→ **PROVIDED MATERIAL**:
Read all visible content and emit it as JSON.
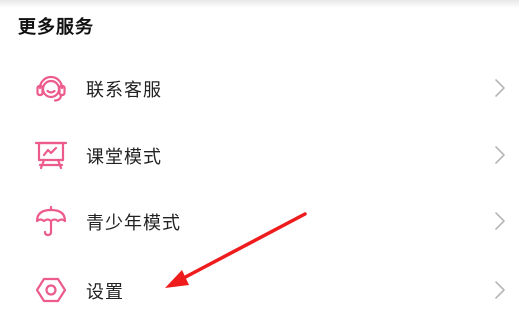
{
  "section": {
    "title": "更多服务"
  },
  "menu": {
    "items": [
      {
        "label": "联系客服",
        "icon": "headset-icon"
      },
      {
        "label": "课堂模式",
        "icon": "blackboard-icon"
      },
      {
        "label": "青少年模式",
        "icon": "umbrella-icon"
      },
      {
        "label": "设置",
        "icon": "hexagon-settings-icon"
      }
    ]
  },
  "colors": {
    "accent": "#ec5b8c",
    "chevron": "#b8b8b8",
    "annotation_arrow": "#ee1c1c"
  }
}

→ **STATED GOAL**:
The records above need to be given again exactly. Omit the pictures.

→ **FINISHED ANSWER**:
Read all visible content and emit it as JSON.
{
  "section": {
    "title": "更多服务"
  },
  "menu": {
    "items": [
      {
        "label": "联系客服",
        "icon": "headset-icon"
      },
      {
        "label": "课堂模式",
        "icon": "blackboard-icon"
      },
      {
        "label": "青少年模式",
        "icon": "umbrella-icon"
      },
      {
        "label": "设置",
        "icon": "hexagon-settings-icon"
      }
    ]
  },
  "colors": {
    "accent": "#ec5b8c",
    "chevron": "#b8b8b8",
    "annotation_arrow": "#ee1c1c"
  }
}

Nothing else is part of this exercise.